In the material below, find every line with "Aminata" and pull it out.

========================================

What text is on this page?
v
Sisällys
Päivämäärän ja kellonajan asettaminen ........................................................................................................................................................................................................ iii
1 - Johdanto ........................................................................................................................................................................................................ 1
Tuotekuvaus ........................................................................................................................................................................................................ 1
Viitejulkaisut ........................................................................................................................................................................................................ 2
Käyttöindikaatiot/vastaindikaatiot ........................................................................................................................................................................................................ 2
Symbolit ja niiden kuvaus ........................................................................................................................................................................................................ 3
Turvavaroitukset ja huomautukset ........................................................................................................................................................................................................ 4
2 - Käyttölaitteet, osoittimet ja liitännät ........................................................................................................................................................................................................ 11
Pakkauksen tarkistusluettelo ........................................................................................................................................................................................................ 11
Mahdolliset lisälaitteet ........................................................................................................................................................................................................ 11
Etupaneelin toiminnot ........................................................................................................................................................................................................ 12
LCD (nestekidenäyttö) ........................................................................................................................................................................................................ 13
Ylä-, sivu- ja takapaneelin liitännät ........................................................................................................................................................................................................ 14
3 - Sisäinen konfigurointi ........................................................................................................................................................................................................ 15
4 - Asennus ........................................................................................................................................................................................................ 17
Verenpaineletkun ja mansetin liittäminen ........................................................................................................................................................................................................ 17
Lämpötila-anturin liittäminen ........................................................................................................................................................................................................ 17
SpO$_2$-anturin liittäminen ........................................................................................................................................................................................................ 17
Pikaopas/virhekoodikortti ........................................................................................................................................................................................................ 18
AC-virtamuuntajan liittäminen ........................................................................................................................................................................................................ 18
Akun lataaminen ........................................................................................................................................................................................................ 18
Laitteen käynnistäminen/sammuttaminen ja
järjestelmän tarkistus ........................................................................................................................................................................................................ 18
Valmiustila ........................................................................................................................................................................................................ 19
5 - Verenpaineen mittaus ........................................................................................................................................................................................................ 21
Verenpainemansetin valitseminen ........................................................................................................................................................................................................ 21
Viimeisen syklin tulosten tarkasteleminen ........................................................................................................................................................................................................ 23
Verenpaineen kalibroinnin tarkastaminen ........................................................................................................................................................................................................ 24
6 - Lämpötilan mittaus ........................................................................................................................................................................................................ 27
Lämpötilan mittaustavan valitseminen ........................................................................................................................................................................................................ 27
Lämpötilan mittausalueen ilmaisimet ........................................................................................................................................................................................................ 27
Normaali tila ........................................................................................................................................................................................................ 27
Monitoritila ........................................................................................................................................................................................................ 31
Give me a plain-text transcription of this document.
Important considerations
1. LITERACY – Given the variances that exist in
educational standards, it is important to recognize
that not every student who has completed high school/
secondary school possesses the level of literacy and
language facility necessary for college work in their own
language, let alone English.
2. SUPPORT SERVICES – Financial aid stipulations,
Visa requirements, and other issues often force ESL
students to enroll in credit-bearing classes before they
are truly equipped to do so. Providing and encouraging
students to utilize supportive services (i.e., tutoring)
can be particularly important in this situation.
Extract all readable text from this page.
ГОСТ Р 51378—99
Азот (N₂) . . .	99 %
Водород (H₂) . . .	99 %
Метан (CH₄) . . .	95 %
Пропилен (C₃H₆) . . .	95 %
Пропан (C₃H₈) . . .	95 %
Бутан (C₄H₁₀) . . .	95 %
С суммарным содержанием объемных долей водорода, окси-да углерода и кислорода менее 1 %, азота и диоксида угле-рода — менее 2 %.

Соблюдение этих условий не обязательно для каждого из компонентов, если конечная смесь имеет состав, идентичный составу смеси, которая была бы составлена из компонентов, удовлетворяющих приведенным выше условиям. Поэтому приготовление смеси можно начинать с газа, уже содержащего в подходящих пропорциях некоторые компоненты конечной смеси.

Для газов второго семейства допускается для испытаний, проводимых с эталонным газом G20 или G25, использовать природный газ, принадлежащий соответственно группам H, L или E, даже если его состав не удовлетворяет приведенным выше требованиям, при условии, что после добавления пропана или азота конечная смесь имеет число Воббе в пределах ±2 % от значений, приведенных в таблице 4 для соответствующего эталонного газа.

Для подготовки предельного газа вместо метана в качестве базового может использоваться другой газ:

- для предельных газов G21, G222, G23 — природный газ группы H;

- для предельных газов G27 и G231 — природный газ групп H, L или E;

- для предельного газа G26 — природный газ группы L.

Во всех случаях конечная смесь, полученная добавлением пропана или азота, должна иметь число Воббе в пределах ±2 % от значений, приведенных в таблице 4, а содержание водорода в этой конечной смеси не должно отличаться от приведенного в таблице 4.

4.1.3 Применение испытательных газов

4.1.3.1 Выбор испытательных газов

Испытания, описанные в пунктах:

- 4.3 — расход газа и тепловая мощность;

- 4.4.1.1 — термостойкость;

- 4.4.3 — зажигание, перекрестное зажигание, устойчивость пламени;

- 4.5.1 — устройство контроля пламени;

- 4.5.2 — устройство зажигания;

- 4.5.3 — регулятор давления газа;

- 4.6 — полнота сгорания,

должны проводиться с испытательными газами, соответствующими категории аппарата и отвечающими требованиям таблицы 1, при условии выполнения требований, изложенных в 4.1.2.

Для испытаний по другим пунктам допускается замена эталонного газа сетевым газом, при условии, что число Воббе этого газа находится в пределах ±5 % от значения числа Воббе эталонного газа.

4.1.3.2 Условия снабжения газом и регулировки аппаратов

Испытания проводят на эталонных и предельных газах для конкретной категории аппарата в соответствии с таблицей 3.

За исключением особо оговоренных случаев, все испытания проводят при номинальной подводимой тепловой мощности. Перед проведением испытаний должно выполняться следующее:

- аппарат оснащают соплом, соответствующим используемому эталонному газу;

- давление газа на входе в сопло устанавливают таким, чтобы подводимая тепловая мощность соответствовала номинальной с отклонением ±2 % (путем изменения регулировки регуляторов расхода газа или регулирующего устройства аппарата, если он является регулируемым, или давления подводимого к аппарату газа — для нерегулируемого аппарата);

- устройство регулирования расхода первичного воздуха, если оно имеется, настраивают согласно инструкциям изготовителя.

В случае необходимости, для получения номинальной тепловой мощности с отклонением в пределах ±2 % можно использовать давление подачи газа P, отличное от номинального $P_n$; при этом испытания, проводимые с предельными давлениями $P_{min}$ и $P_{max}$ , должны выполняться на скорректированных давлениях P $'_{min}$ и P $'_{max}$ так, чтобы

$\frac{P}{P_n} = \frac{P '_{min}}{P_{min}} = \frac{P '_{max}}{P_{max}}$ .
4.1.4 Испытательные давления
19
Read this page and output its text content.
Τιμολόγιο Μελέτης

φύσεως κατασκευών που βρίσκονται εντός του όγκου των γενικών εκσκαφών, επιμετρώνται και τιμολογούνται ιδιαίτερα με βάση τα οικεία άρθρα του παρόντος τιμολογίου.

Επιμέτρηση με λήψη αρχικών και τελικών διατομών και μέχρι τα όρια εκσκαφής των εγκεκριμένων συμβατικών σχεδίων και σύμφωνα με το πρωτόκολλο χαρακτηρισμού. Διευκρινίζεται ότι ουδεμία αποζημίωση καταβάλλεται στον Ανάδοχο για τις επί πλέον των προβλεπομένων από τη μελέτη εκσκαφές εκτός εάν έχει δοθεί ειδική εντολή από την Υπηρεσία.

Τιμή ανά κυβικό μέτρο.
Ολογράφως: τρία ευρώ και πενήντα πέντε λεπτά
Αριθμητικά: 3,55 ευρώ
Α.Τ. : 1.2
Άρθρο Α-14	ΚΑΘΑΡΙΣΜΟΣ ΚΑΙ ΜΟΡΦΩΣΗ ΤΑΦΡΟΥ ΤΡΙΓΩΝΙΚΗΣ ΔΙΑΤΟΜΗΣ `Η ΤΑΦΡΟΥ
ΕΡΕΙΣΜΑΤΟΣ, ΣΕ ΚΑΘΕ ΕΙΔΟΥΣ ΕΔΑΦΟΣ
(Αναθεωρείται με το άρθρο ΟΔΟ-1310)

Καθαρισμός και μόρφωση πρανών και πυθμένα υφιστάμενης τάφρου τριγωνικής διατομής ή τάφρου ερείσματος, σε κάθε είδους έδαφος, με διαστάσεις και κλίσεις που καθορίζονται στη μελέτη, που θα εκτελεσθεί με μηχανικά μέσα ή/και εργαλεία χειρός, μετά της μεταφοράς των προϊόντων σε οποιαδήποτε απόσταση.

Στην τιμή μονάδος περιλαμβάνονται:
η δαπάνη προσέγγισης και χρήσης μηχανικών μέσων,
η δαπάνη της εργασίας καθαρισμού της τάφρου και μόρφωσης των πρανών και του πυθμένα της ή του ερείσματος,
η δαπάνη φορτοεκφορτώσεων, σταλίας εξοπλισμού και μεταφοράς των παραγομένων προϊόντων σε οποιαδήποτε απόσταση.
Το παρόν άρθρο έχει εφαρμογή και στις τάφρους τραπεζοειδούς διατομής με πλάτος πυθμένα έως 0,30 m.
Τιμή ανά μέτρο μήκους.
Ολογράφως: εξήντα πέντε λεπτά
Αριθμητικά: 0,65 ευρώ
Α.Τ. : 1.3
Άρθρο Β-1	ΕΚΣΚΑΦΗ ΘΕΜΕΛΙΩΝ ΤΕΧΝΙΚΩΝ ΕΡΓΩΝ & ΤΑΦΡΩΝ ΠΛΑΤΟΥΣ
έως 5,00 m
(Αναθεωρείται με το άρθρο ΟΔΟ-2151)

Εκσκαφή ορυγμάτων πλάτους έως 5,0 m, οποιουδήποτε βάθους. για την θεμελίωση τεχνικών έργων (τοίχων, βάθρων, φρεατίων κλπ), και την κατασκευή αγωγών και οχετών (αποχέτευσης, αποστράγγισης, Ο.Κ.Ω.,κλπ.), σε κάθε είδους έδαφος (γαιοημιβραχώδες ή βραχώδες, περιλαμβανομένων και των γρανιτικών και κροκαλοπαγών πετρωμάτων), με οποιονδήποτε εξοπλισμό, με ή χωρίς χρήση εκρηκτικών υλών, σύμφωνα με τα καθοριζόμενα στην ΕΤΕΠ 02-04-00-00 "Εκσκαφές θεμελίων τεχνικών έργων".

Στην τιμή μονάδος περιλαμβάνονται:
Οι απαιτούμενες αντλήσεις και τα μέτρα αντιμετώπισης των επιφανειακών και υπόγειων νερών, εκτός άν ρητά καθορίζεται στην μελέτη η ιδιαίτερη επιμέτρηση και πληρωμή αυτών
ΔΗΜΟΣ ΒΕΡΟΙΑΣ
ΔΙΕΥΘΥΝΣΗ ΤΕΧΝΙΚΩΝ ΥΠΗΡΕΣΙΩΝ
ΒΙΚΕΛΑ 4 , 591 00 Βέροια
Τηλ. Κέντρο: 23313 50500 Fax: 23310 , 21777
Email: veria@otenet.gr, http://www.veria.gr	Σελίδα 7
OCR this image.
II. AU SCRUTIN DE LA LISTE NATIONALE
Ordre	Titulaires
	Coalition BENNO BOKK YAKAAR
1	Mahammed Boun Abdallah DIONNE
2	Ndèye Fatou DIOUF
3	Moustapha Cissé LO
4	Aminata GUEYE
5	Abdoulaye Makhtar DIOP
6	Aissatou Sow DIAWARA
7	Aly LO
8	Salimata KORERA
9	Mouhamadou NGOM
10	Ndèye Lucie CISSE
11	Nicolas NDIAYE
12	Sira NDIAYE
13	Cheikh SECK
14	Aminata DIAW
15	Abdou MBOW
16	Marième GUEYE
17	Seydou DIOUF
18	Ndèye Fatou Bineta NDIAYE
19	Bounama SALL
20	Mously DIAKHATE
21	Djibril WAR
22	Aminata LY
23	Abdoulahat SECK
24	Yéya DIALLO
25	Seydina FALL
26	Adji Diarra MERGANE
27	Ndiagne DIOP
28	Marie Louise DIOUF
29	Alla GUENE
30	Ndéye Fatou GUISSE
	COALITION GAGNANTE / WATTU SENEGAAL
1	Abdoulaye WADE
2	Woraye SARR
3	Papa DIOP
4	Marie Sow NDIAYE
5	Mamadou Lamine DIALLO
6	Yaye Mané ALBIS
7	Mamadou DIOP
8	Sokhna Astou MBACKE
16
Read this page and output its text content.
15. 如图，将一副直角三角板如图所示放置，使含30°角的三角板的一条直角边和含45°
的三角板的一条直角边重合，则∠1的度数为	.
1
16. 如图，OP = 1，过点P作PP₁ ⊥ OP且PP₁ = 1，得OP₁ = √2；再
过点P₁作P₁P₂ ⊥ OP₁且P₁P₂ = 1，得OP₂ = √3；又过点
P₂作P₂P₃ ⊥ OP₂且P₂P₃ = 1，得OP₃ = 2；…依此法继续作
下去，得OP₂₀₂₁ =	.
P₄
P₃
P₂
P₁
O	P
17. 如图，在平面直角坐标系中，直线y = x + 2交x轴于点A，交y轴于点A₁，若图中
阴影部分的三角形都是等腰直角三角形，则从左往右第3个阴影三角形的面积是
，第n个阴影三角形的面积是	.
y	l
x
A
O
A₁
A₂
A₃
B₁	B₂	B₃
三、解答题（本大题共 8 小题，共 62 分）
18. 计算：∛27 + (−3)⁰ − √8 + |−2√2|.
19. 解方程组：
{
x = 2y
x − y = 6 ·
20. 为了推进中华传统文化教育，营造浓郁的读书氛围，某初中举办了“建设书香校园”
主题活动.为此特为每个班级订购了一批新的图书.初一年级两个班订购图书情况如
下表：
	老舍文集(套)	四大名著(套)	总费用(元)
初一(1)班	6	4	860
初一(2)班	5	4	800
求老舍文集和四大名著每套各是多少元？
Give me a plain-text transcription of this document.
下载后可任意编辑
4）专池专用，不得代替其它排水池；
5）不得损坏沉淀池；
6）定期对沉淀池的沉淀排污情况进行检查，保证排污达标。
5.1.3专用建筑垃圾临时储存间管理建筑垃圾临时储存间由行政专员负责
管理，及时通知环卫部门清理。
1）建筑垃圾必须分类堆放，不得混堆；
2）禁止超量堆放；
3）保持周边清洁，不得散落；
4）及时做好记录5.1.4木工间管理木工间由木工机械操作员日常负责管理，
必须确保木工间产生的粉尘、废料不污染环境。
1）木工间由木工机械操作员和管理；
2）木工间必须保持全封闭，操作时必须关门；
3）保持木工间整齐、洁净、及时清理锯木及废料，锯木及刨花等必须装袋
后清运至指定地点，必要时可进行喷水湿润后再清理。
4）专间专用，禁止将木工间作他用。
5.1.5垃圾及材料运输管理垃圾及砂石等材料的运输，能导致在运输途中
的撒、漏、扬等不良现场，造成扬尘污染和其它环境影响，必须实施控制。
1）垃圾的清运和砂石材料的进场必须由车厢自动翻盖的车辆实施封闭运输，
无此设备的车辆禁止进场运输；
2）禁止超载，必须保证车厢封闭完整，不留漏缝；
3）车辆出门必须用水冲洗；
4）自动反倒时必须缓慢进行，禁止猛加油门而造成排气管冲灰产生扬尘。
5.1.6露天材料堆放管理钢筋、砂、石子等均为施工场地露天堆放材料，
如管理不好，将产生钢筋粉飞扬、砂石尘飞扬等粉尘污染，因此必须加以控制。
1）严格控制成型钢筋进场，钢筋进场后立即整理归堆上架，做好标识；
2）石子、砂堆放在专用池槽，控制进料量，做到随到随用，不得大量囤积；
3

========================================

◆ Task result ◆
4	Aminata GUEYE
14	Aminata DIAW
22	Aminata LY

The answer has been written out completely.